• **WHAT IS BEING ASKED**
Copy out, from the entries below, each line holding the string "terça".

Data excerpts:
================
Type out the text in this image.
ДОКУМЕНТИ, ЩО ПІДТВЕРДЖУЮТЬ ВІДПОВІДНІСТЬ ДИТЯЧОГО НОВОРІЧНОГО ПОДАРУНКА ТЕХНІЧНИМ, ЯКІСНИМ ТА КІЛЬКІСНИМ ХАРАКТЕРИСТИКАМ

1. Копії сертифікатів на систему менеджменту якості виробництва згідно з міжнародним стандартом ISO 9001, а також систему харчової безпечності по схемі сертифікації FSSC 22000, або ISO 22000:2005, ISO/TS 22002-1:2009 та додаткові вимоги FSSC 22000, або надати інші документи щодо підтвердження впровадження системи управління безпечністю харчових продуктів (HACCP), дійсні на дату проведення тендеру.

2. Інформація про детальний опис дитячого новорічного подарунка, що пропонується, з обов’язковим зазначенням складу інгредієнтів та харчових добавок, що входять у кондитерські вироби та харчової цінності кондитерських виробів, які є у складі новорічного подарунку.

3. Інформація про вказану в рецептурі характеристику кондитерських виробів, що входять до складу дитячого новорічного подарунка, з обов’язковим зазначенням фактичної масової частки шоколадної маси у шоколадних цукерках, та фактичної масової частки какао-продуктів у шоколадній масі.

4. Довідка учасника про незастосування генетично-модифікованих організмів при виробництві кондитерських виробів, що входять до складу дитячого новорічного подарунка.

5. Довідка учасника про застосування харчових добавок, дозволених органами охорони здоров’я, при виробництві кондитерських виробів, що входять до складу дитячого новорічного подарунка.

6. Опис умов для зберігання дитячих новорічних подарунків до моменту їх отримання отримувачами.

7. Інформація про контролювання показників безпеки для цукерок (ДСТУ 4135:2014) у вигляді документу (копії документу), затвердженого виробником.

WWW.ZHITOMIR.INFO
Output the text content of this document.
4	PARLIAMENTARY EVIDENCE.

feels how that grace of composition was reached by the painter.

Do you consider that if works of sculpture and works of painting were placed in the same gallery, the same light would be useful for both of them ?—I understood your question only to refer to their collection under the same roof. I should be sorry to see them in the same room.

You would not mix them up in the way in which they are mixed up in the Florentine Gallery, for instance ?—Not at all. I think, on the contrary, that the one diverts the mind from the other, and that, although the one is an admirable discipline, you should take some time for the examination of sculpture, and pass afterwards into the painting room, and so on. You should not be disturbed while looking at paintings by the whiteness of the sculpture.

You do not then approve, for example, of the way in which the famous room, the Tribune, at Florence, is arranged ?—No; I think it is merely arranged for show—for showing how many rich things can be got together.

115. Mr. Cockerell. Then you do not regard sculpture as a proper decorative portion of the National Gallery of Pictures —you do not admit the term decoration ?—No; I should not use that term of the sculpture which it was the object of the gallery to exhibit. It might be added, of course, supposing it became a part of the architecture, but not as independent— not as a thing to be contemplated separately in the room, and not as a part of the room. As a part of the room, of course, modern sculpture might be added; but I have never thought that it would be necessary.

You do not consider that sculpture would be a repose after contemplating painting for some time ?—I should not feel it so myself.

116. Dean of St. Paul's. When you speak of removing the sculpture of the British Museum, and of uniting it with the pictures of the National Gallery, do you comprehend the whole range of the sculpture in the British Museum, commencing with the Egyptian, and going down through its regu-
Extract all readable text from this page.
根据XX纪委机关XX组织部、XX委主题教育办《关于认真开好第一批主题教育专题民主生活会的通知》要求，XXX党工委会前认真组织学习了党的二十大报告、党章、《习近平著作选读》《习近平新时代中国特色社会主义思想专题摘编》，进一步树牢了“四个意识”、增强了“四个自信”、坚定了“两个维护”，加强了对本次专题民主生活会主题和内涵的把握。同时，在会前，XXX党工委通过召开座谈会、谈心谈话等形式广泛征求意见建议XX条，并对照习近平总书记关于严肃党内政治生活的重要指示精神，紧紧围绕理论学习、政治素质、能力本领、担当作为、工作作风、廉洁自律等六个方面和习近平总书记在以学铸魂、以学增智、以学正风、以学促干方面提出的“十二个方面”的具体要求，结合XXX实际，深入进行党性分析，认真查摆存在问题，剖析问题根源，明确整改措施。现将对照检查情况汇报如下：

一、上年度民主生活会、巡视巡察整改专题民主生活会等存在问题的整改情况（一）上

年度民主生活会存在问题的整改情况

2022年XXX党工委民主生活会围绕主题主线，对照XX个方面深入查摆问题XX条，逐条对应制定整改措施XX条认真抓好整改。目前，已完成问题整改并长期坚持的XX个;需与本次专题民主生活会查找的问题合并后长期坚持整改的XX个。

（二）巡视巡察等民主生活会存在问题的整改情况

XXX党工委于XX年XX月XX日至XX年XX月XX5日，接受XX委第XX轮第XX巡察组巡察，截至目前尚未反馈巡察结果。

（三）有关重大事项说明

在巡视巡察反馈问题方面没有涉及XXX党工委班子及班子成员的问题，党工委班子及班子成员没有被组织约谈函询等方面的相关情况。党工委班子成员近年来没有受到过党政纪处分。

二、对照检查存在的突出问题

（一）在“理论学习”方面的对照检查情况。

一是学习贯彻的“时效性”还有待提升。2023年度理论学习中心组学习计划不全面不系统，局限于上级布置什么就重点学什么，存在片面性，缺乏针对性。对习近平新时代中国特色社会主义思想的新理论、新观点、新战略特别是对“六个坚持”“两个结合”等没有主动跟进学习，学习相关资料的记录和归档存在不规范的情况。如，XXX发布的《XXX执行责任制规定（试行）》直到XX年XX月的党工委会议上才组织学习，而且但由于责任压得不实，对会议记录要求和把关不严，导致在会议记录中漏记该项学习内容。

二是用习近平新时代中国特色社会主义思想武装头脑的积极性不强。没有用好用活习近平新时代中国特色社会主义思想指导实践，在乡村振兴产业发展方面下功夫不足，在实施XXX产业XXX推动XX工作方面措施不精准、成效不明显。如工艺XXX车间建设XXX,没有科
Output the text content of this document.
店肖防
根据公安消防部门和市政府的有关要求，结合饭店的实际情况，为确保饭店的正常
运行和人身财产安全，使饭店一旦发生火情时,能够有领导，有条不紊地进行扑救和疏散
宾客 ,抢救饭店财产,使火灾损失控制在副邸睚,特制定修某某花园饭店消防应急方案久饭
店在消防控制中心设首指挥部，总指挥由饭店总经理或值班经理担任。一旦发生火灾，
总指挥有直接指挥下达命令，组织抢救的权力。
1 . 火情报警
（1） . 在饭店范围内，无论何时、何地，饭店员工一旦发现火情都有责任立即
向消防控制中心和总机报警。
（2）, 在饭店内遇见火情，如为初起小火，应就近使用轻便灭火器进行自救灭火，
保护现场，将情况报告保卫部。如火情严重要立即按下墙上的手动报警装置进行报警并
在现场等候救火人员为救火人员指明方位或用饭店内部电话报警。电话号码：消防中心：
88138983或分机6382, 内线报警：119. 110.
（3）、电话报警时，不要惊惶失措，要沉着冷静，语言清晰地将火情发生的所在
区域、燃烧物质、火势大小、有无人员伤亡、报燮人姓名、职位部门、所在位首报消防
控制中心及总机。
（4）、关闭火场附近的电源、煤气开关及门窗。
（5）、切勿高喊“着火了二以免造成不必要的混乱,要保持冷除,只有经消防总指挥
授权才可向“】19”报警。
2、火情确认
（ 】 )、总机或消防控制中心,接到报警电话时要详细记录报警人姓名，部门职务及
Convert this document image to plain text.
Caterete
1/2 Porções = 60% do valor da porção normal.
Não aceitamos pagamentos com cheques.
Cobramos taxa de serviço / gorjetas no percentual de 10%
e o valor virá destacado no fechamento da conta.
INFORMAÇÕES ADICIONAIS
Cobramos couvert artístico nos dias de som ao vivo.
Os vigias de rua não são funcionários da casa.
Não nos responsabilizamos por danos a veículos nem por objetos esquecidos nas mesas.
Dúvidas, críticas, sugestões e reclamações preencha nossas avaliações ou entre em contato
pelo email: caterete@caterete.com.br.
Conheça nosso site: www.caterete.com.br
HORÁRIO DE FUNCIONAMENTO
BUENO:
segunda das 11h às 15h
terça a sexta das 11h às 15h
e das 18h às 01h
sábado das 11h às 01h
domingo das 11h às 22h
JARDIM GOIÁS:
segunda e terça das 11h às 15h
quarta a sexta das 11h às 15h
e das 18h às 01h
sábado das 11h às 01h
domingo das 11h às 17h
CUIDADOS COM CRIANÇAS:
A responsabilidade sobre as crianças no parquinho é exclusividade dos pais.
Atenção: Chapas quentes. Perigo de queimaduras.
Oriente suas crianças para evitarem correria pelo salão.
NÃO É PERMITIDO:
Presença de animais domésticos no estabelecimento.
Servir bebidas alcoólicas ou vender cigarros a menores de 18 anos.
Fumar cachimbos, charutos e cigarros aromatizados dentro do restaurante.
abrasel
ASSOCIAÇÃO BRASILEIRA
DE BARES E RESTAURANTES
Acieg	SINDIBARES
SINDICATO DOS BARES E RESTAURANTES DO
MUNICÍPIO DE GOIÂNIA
================
• **ANSWER TO THE EXERCISE**
terça a sexta das 11h às 15h
segunda e terça das 11h às 15h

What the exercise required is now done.